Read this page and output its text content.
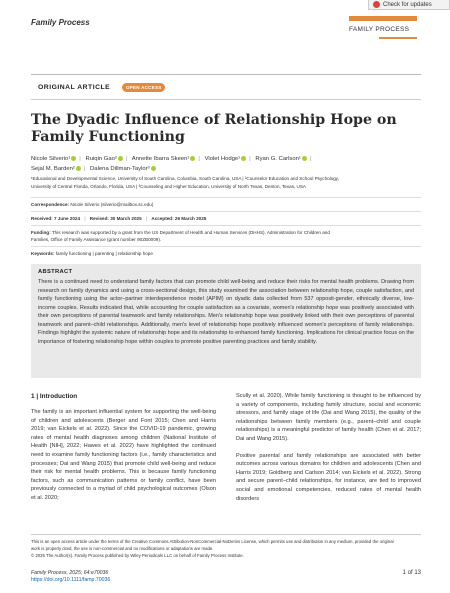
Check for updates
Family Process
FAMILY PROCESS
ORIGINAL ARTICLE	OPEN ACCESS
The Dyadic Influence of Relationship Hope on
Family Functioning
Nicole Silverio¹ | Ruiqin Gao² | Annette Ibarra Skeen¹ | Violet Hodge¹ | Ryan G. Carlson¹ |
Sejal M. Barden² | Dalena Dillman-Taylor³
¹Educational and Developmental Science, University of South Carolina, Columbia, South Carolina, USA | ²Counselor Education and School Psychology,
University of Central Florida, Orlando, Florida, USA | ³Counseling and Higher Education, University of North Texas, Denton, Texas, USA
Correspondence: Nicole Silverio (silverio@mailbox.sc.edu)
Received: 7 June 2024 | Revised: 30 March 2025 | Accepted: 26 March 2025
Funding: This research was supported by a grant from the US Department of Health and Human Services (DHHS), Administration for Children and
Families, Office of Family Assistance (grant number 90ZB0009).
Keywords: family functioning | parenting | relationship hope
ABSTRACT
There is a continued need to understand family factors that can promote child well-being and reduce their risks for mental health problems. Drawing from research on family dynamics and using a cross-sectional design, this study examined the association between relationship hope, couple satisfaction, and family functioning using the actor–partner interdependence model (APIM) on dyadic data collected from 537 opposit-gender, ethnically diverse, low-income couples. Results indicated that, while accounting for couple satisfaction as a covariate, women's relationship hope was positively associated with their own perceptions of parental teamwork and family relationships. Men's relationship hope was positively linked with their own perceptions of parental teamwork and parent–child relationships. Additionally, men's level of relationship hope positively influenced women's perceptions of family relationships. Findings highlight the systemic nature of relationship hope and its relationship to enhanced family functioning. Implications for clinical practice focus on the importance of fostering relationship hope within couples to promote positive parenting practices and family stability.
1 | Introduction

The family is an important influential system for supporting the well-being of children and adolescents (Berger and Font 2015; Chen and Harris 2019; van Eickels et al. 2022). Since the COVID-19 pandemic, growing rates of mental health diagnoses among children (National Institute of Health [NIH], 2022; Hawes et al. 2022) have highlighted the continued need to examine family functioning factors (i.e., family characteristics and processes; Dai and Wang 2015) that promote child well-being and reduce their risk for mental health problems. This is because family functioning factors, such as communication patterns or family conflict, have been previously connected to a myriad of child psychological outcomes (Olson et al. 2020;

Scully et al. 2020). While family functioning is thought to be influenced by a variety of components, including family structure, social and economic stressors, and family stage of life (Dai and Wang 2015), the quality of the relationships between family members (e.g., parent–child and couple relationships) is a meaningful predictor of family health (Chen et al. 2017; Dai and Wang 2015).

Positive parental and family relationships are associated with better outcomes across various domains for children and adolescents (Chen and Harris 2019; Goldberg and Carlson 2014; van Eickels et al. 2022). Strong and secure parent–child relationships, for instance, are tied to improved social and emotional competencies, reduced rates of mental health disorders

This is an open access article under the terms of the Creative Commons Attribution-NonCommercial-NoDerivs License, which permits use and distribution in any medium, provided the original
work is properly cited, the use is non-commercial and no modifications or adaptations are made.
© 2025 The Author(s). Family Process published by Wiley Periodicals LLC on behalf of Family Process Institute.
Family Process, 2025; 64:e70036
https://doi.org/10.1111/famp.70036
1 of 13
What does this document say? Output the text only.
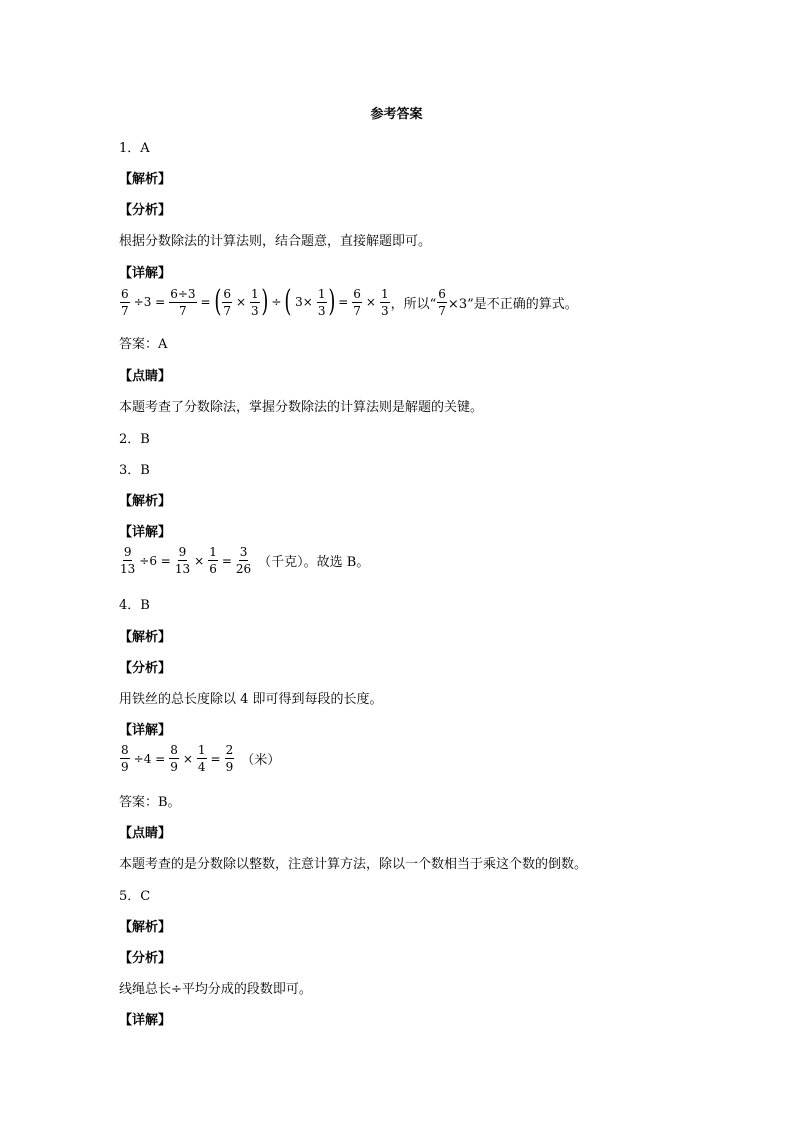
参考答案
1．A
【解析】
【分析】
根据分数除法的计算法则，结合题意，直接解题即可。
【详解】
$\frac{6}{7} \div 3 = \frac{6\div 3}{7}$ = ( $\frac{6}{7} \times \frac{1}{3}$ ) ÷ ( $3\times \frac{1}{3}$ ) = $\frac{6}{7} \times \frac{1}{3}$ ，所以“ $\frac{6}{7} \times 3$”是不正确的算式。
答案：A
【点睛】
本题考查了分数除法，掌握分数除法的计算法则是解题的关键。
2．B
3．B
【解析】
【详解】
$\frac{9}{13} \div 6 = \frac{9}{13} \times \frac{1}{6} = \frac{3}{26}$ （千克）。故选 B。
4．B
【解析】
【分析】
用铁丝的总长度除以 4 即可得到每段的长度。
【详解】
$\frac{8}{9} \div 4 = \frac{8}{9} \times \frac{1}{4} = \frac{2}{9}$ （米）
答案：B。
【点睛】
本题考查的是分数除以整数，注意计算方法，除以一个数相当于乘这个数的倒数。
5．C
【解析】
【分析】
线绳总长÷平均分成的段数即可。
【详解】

□ □ □ □ □ □ □

▸ **STATED EXERCISE**: Track down every line holding the string "grant" and copy it.

▸ **THE OUTPUT**:
Funding: This research was supported by a grant from the US Department of Health and Human Services (DHHS), Administration for Children and
Families, Office of Family Assistance (grant number 90ZB0009).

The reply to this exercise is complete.